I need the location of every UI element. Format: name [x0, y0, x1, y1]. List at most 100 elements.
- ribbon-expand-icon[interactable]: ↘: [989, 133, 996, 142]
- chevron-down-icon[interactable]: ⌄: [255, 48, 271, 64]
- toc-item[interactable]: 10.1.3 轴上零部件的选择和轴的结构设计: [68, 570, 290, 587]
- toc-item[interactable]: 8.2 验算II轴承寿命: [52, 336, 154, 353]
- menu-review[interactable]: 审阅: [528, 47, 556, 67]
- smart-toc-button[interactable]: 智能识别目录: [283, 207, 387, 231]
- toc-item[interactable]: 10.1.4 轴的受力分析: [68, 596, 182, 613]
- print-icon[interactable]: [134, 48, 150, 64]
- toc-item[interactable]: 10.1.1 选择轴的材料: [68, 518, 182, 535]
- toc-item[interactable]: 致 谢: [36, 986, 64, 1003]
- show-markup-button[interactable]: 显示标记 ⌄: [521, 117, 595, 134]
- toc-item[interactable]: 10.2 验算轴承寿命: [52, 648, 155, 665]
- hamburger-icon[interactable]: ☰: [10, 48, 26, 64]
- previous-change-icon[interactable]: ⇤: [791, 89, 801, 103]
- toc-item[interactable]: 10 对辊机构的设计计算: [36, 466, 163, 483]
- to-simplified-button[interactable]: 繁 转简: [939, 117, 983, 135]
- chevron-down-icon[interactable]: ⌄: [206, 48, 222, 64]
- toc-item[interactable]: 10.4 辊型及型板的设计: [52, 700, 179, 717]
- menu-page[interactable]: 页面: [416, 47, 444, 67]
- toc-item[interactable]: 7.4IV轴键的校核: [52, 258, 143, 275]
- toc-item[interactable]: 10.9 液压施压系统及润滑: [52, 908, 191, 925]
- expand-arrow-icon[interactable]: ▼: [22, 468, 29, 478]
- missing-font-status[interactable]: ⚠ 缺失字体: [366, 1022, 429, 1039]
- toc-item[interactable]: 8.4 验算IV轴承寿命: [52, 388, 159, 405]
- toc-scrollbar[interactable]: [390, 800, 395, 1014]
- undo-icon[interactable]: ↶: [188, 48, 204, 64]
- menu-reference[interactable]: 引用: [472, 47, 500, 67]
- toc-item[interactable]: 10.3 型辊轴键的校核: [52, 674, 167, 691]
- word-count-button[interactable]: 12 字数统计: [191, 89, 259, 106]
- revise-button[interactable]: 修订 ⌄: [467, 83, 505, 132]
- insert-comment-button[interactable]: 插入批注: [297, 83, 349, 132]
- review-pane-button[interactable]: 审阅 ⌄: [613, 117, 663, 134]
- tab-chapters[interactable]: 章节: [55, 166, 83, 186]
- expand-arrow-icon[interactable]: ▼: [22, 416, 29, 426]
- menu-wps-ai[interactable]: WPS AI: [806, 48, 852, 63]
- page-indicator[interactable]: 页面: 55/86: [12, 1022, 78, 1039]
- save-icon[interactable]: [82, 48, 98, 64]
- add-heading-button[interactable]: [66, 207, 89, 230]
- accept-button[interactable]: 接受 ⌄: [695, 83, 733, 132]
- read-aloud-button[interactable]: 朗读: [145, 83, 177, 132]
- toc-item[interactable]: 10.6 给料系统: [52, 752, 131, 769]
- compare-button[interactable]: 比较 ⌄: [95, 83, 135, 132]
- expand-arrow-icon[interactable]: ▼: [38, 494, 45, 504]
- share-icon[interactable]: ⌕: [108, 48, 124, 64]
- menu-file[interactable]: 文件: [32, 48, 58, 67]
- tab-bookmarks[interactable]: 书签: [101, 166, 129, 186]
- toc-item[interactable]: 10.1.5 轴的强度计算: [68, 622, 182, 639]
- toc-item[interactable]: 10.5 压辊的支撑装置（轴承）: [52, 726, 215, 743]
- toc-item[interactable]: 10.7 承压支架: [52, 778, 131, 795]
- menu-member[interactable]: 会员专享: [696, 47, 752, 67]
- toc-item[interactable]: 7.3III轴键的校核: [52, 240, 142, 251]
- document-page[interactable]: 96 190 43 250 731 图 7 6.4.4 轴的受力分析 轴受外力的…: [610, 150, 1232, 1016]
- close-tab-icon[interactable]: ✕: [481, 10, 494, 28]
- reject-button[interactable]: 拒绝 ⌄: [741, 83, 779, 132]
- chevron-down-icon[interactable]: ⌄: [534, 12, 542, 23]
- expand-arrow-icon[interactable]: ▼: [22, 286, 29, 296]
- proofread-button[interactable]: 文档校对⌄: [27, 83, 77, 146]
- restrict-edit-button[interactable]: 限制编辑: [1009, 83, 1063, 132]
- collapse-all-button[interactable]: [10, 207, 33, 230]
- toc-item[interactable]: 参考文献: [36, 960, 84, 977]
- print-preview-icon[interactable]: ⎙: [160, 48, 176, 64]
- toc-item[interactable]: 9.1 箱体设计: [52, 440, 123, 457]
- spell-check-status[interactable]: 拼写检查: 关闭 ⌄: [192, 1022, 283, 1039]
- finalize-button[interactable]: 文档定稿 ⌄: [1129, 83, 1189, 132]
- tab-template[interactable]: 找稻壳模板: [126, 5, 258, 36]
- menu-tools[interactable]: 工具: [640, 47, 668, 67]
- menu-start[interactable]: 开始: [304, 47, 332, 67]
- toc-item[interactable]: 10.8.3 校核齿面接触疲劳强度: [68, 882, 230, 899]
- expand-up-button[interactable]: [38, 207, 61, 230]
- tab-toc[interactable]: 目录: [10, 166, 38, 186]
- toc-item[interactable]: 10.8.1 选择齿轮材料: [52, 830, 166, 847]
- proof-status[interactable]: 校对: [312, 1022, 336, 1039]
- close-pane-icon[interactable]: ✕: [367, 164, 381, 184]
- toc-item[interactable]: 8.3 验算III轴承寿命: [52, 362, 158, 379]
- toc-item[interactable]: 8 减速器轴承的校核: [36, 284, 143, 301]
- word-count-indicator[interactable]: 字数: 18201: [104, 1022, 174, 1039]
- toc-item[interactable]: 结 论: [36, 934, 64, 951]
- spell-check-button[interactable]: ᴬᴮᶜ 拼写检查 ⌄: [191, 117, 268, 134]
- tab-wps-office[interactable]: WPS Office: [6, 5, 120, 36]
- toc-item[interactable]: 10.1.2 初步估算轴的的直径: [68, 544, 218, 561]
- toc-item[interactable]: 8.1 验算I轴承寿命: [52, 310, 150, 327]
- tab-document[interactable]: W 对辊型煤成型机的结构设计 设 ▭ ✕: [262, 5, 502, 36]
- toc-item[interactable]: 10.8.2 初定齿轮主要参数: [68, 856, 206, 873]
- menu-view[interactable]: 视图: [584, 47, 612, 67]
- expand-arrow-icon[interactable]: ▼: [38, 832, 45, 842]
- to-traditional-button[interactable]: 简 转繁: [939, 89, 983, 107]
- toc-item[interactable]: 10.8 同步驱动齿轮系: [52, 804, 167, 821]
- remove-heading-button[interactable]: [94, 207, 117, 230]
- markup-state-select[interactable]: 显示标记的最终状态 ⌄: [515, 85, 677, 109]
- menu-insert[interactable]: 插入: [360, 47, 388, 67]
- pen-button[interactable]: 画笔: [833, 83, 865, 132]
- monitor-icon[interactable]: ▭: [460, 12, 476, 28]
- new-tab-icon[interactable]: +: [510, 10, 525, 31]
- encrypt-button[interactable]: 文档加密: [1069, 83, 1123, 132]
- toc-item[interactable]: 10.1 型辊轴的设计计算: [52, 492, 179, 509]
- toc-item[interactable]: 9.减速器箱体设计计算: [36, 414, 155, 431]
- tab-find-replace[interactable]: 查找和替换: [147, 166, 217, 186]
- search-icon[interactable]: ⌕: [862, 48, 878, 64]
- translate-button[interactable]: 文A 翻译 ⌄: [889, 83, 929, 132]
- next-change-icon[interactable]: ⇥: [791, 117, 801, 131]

++++++++++++++++++++

→ **WRITTEN EXERCISE**
Copy out every line of the listing above, character for character, with nothing added or changed.

→ **THE SOLUTION**
I need the location of every UI element. Format: name [x0, y0, x1, y1]. List at most 100 elements.
- ribbon-expand-icon[interactable]: ↘: [989, 133, 996, 142]
- chevron-down-icon[interactable]: ⌄: [255, 48, 271, 64]
- toc-item[interactable]: 10.1.3 轴上零部件的选择和轴的结构设计: [68, 570, 290, 587]
- toc-item[interactable]: 8.2 验算II轴承寿命: [52, 336, 154, 353]
- menu-review[interactable]: 审阅: [528, 47, 556, 67]
- smart-toc-button[interactable]: 智能识别目录: [283, 207, 387, 231]
- toc-item[interactable]: 10.1.4 轴的受力分析: [68, 596, 182, 613]
- print-icon[interactable]: [134, 48, 150, 64]
- toc-item[interactable]: 10.1.1 选择轴的材料: [68, 518, 182, 535]
- toc-item[interactable]: 致 谢: [36, 986, 64, 1003]
- show-markup-button[interactable]: 显示标记 ⌄: [521, 117, 595, 134]
- toc-item[interactable]: 10.2 验算轴承寿命: [52, 648, 155, 665]
- hamburger-icon[interactable]: ☰: [10, 48, 26, 64]
- previous-change-icon[interactable]: ⇤: [791, 89, 801, 103]
- toc-item[interactable]: 10 对辊机构的设计计算: [36, 466, 163, 483]
- to-simplified-button[interactable]: 繁 转简: [939, 117, 983, 135]
- chevron-down-icon[interactable]: ⌄: [206, 48, 222, 64]
- toc-item[interactable]: 10.4 辊型及型板的设计: [52, 700, 179, 717]
- menu-page[interactable]: 页面: [416, 47, 444, 67]
- toc-item[interactable]: 7.4IV轴键的校核: [52, 258, 143, 275]
- toc-item[interactable]: 10.9 液压施压系统及润滑: [52, 908, 191, 925]
- expand-arrow-icon[interactable]: ▼: [22, 468, 29, 478]
- missing-font-status[interactable]: ⚠ 缺失字体: [366, 1022, 429, 1039]
- toc-item[interactable]: 8.4 验算IV轴承寿命: [52, 388, 159, 405]
- toc-scrollbar[interactable]: [390, 800, 395, 1014]
- undo-icon[interactable]: ↶: [188, 48, 204, 64]
- menu-reference[interactable]: 引用: [472, 47, 500, 67]
- toc-item[interactable]: 10.3 型辊轴键的校核: [52, 674, 167, 691]
- word-count-button[interactable]: 12 字数统计: [191, 89, 259, 106]
- revise-button[interactable]: 修订 ⌄: [467, 83, 505, 132]
- insert-comment-button[interactable]: 插入批注: [297, 83, 349, 132]
- review-pane-button[interactable]: 审阅 ⌄: [613, 117, 663, 134]
- tab-chapters[interactable]: 章节: [55, 166, 83, 186]
- expand-arrow-icon[interactable]: ▼: [22, 416, 29, 426]
- menu-wps-ai[interactable]: WPS AI: [806, 48, 852, 63]
- page-indicator[interactable]: 页面: 55/86: [12, 1022, 78, 1039]
- save-icon[interactable]: [82, 48, 98, 64]
- add-heading-button[interactable]: [66, 207, 89, 230]
- accept-button[interactable]: 接受 ⌄: [695, 83, 733, 132]
- read-aloud-button[interactable]: 朗读: [145, 83, 177, 132]
- toc-item[interactable]: 10.6 给料系统: [52, 752, 131, 769]
- compare-button[interactable]: 比较 ⌄: [95, 83, 135, 132]
- expand-arrow-icon[interactable]: ▼: [38, 494, 45, 504]
- share-icon[interactable]: ⌕: [108, 48, 124, 64]
- menu-file[interactable]: 文件: [32, 48, 58, 67]
- tab-bookmarks[interactable]: 书签: [101, 166, 129, 186]
- toc-item[interactable]: 10.1.5 轴的强度计算: [68, 622, 182, 639]
- toc-item[interactable]: 10.5 压辊的支撑装置（轴承）: [52, 726, 215, 743]
- toc-item[interactable]: 10.7 承压支架: [52, 778, 131, 795]
- menu-member[interactable]: 会员专享: [696, 47, 752, 67]
- toc-item[interactable]: 7.3III轴键的校核: [52, 240, 142, 251]
- document-page[interactable]: 96 190 43 250 731 图 7 6.4.4 轴的受力分析 轴受外力的…: [610, 150, 1232, 1016]
- close-tab-icon[interactable]: ✕: [481, 10, 494, 28]
- reject-button[interactable]: 拒绝 ⌄: [741, 83, 779, 132]
- chevron-down-icon[interactable]: ⌄: [534, 12, 542, 23]
- expand-arrow-icon[interactable]: ▼: [22, 286, 29, 296]
- proofread-button[interactable]: 文档校对⌄: [27, 83, 77, 146]
- restrict-edit-button[interactable]: 限制编辑: [1009, 83, 1063, 132]
- collapse-all-button[interactable]: [10, 207, 33, 230]
- toc-item[interactable]: 参考文献: [36, 960, 84, 977]
- print-preview-icon[interactable]: ⎙: [160, 48, 176, 64]
- toc-item[interactable]: 9.1 箱体设计: [52, 440, 123, 457]
- spell-check-status[interactable]: 拼写检查: 关闭 ⌄: [192, 1022, 283, 1039]
- finalize-button[interactable]: 文档定稿 ⌄: [1129, 83, 1189, 132]
- tab-template[interactable]: 找稻壳模板: [126, 5, 258, 36]
- menu-tools[interactable]: 工具: [640, 47, 668, 67]
- menu-start[interactable]: 开始: [304, 47, 332, 67]
- toc-item[interactable]: 10.8.3 校核齿面接触疲劳强度: [68, 882, 230, 899]
- expand-up-button[interactable]: [38, 207, 61, 230]
- tab-toc[interactable]: 目录: [10, 166, 38, 186]
- toc-item[interactable]: 10.8.1 选择齿轮材料: [52, 830, 166, 847]
- proof-status[interactable]: 校对: [312, 1022, 336, 1039]
- close-pane-icon[interactable]: ✕: [367, 164, 381, 184]
- toc-item[interactable]: 8.3 验算III轴承寿命: [52, 362, 158, 379]
- toc-item[interactable]: 8 减速器轴承的校核: [36, 284, 143, 301]
- word-count-indicator[interactable]: 字数: 18201: [104, 1022, 174, 1039]
- toc-item[interactable]: 结 论: [36, 934, 64, 951]
- spell-check-button[interactable]: ᴬᴮᶜ 拼写检查 ⌄: [191, 117, 268, 134]
- tab-wps-office[interactable]: WPS Office: [6, 5, 120, 36]
- toc-item[interactable]: 10.1.2 初步估算轴的的直径: [68, 544, 218, 561]
- toc-item[interactable]: 8.1 验算I轴承寿命: [52, 310, 150, 327]
- tab-document[interactable]: W 对辊型煤成型机的结构设计 设 ▭ ✕: [262, 5, 502, 36]
- toc-item[interactable]: 10.8.2 初定齿轮主要参数: [68, 856, 206, 873]
- menu-view[interactable]: 视图: [584, 47, 612, 67]
- expand-arrow-icon[interactable]: ▼: [38, 832, 45, 842]
- to-traditional-button[interactable]: 简 转繁: [939, 89, 983, 107]
- toc-item[interactable]: 10.8 同步驱动齿轮系: [52, 804, 167, 821]
- remove-heading-button[interactable]: [94, 207, 117, 230]
- markup-state-select[interactable]: 显示标记的最终状态 ⌄: [515, 85, 677, 109]
- menu-insert[interactable]: 插入: [360, 47, 388, 67]
- pen-button[interactable]: 画笔: [833, 83, 865, 132]
- monitor-icon[interactable]: ▭: [460, 12, 476, 28]
- new-tab-icon[interactable]: +: [510, 10, 525, 31]
- encrypt-button[interactable]: 文档加密: [1069, 83, 1123, 132]
- toc-item[interactable]: 10.1 型辊轴的设计计算: [52, 492, 179, 509]
- toc-item[interactable]: 9.减速器箱体设计计算: [36, 414, 155, 431]
- tab-find-replace[interactable]: 查找和替换: [147, 166, 217, 186]
- search-icon[interactable]: ⌕: [862, 48, 878, 64]
- translate-button[interactable]: 文A 翻译 ⌄: [889, 83, 929, 132]
- next-change-icon[interactable]: ⇥: [791, 117, 801, 131]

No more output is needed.